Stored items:

** Begin **

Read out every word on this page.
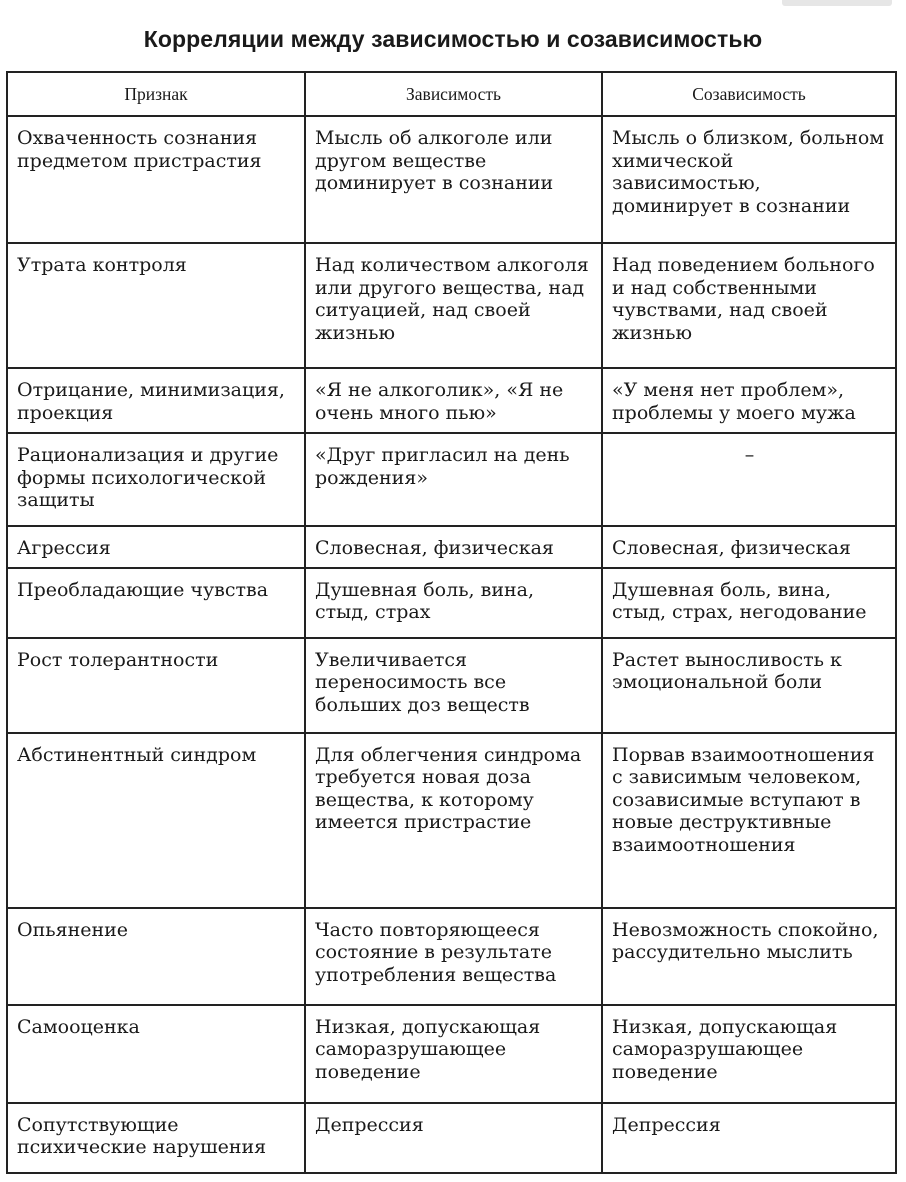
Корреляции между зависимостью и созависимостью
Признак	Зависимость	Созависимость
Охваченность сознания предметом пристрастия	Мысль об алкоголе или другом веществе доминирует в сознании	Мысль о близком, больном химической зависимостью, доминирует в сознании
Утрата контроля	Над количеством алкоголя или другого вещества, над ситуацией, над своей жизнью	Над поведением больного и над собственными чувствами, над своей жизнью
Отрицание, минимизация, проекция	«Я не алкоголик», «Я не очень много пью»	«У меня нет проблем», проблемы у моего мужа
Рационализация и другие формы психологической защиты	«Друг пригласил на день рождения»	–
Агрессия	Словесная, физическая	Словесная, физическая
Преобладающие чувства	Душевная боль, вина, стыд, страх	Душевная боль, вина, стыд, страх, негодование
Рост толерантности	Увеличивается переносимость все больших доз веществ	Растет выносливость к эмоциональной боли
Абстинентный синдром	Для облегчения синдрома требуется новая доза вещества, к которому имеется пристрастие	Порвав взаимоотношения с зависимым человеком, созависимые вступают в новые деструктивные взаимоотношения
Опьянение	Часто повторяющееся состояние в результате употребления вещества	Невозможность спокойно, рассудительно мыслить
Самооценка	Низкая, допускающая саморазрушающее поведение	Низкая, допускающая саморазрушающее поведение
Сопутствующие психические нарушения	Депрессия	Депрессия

** End **
** Begin **

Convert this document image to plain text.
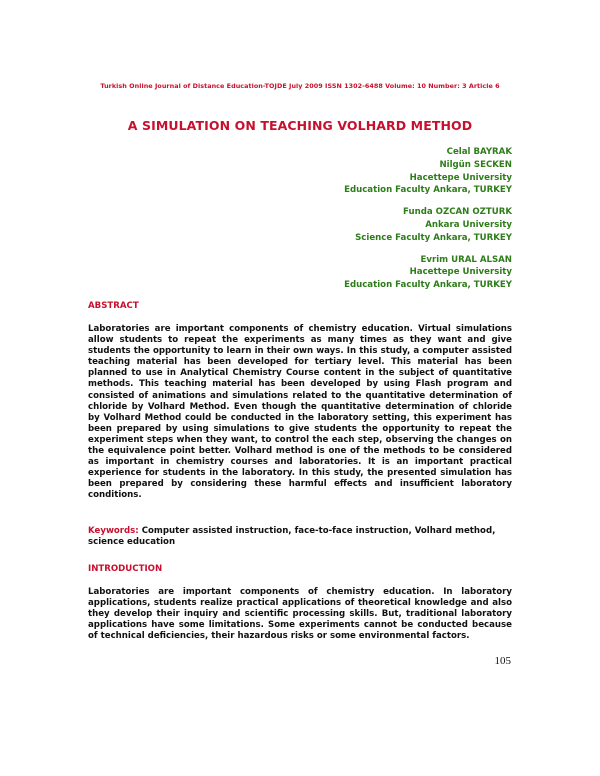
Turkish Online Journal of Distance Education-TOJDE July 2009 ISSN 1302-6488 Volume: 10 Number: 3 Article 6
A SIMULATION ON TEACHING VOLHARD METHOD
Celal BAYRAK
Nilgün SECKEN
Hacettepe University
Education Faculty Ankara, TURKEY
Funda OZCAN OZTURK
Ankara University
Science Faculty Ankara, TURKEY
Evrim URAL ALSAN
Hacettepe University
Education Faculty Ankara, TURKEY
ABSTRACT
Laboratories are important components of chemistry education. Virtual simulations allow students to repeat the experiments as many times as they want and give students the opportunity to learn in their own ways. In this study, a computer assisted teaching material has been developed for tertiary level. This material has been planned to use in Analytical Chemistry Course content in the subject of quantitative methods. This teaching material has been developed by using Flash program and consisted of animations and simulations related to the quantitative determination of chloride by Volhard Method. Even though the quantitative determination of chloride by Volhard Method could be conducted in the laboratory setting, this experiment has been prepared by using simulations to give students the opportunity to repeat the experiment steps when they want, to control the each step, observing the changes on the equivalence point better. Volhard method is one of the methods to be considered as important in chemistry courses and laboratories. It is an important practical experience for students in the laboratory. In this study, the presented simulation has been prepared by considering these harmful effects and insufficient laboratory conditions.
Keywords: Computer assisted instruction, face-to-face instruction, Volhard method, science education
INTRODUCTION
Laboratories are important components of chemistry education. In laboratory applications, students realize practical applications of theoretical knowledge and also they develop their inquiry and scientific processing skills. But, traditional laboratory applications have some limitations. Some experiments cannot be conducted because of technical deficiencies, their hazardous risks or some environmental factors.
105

** End **
** Begin **

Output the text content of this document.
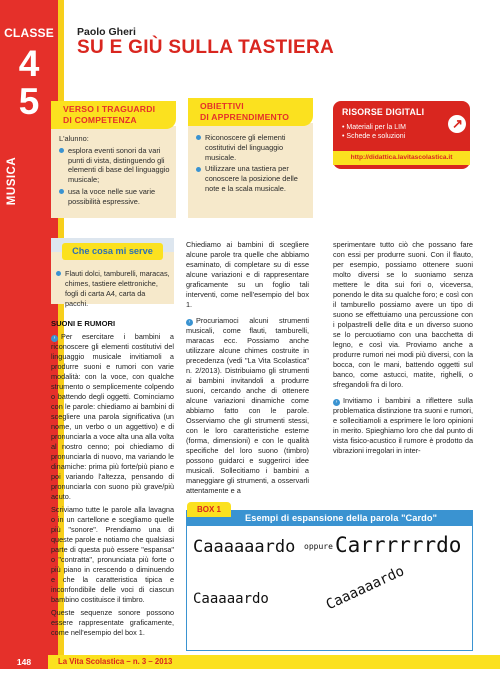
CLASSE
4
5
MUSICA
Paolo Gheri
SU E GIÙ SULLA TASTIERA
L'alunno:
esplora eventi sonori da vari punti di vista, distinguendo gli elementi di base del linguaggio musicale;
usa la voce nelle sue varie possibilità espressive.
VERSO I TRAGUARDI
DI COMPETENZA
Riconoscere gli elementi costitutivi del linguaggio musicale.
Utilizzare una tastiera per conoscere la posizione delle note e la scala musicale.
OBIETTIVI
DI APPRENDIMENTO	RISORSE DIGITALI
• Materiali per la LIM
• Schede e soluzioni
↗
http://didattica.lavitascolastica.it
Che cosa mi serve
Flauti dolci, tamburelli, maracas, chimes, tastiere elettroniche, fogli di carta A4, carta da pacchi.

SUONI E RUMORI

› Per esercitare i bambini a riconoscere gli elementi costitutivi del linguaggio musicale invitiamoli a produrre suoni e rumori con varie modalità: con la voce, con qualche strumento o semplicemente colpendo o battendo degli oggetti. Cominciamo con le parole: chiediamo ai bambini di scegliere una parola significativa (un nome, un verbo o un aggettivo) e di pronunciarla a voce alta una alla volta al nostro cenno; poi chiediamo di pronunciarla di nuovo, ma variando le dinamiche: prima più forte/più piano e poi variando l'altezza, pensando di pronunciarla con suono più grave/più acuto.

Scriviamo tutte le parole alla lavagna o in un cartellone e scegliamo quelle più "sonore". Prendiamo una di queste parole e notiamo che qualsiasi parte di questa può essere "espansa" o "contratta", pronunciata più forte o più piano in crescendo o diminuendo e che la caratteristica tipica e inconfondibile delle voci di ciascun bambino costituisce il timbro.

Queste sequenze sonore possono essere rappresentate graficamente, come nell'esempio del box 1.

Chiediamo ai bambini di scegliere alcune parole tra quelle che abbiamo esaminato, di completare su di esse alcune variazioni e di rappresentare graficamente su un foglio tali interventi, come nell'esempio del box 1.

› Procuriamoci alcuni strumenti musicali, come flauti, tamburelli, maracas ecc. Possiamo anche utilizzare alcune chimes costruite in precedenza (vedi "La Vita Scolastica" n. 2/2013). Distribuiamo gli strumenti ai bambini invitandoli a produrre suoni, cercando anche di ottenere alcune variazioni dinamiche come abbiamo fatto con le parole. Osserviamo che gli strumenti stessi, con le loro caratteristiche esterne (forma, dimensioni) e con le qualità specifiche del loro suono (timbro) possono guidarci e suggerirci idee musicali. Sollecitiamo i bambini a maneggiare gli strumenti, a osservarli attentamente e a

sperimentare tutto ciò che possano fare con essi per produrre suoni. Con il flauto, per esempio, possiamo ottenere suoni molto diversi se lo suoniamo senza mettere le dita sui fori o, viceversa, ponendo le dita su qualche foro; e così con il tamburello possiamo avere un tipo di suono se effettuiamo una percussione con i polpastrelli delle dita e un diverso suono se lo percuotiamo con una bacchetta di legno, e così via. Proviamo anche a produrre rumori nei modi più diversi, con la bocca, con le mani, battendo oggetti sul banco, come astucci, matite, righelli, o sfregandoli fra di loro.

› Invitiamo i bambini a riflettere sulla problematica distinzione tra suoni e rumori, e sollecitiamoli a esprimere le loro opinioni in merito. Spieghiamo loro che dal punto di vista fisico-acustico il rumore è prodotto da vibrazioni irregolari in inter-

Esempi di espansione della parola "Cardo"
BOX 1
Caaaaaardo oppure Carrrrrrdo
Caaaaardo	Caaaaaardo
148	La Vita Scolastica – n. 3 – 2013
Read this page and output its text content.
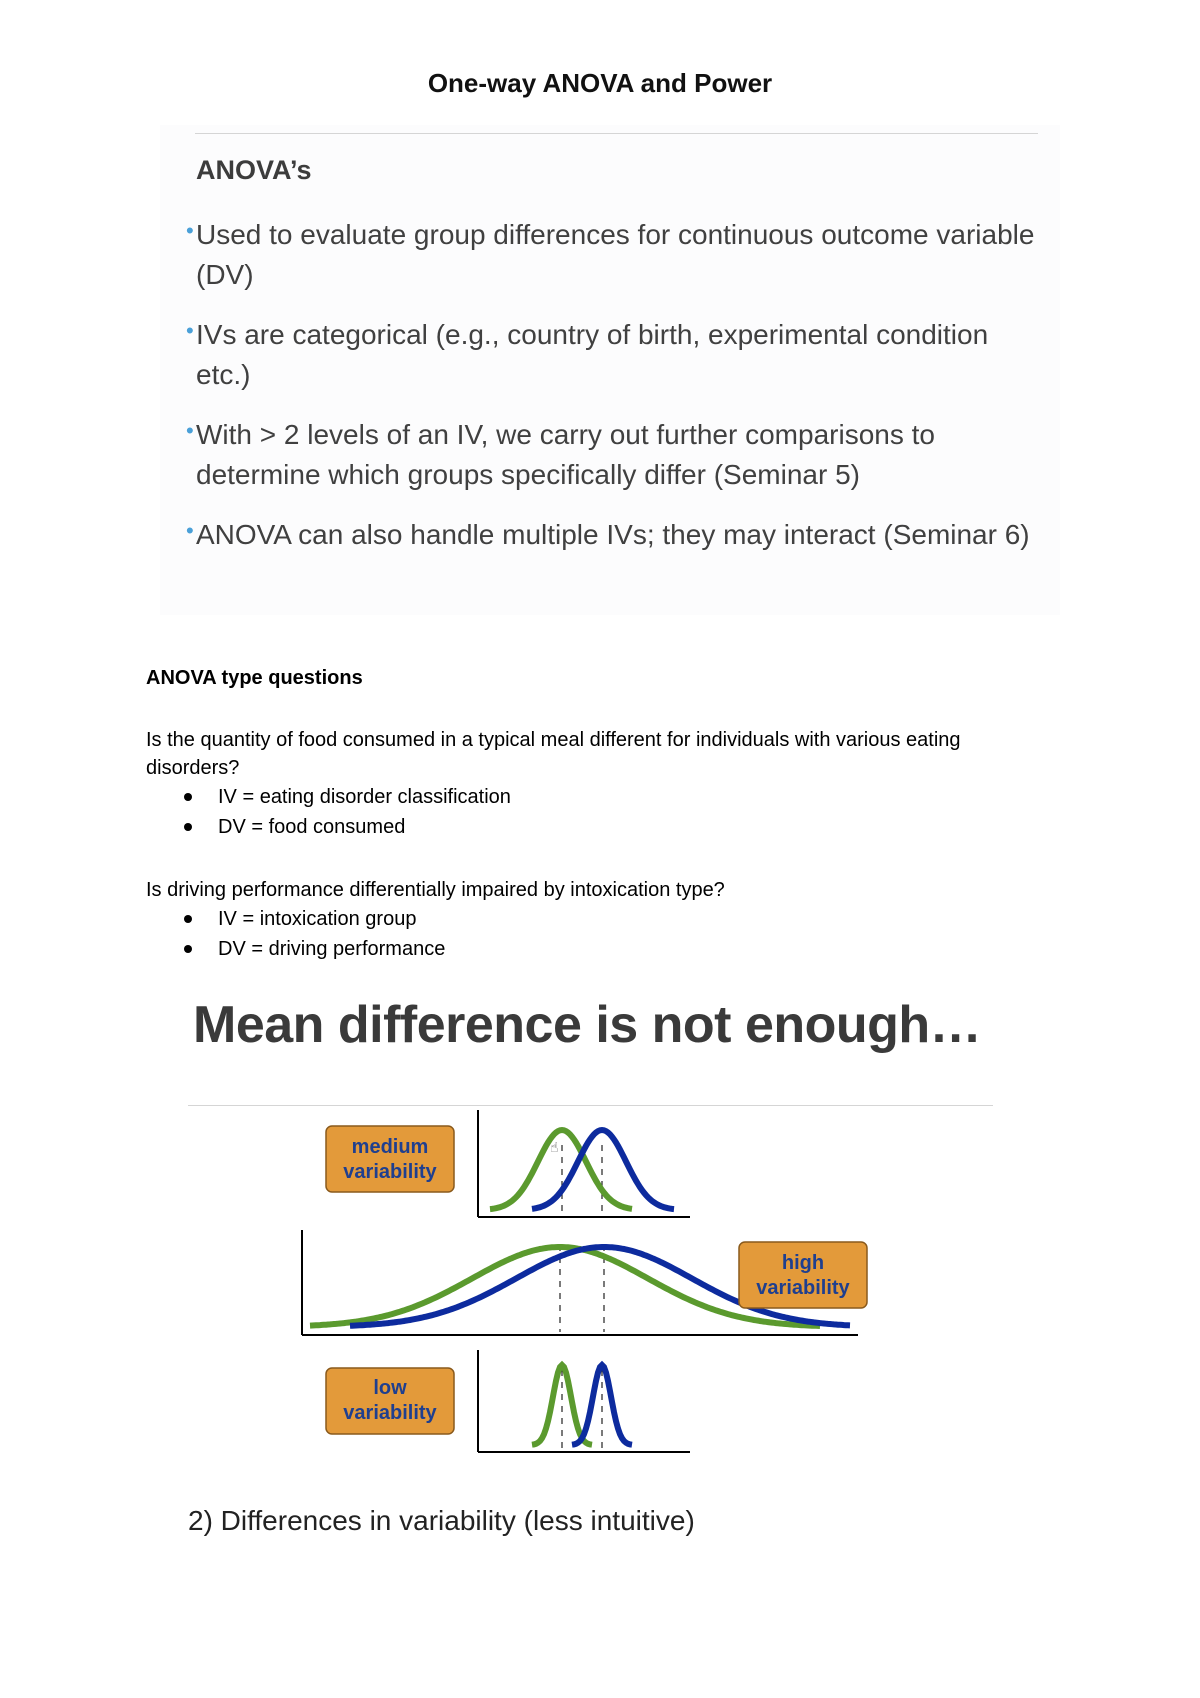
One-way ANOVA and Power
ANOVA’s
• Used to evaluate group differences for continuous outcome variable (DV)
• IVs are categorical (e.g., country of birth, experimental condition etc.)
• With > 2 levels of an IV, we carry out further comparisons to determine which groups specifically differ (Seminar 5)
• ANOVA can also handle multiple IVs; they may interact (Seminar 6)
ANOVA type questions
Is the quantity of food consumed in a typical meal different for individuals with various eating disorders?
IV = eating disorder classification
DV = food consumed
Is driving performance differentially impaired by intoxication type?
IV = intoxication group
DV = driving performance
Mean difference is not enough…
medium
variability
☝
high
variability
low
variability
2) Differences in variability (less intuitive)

** End **

_TASK_
Return each line where "delle" shows up.

_RESPONSE TO THIS TASK_
Utilizzare una tastiera per conoscere la posizione delle note e la scala musicale.
Scriviamo tutte le parole alla lavagna o in un cartellone e scegliamo quelle più "sonore". Prendiamo una di queste parole e notiamo che qualsiasi parte di questa può essere "espansa" o "contratta", pronunciata più forte o più piano in crescendo o diminuendo e che la caratteristica tipica e inconfondibile delle voci di ciascun bambino costituisce il timbro.
sperimentare tutto ciò che possano fare con essi per produrre suoni. Con il flauto, per esempio, possiamo ottenere suoni molto diversi se lo suoniamo senza mettere le dita sui fori o, viceversa, ponendo le dita su qualche foro; e così con il tamburello possiamo avere un tipo di suono se effettuiamo una percussione con i polpastrelli delle dita e un diverso suono se lo percuotiamo con una bacchetta di legno, e così via. Proviamo anche a produrre rumori nei modi più diversi, con la bocca, con le mani, battendo oggetti sul banco, come astucci, matite, righelli, o sfregandoli fra di loro.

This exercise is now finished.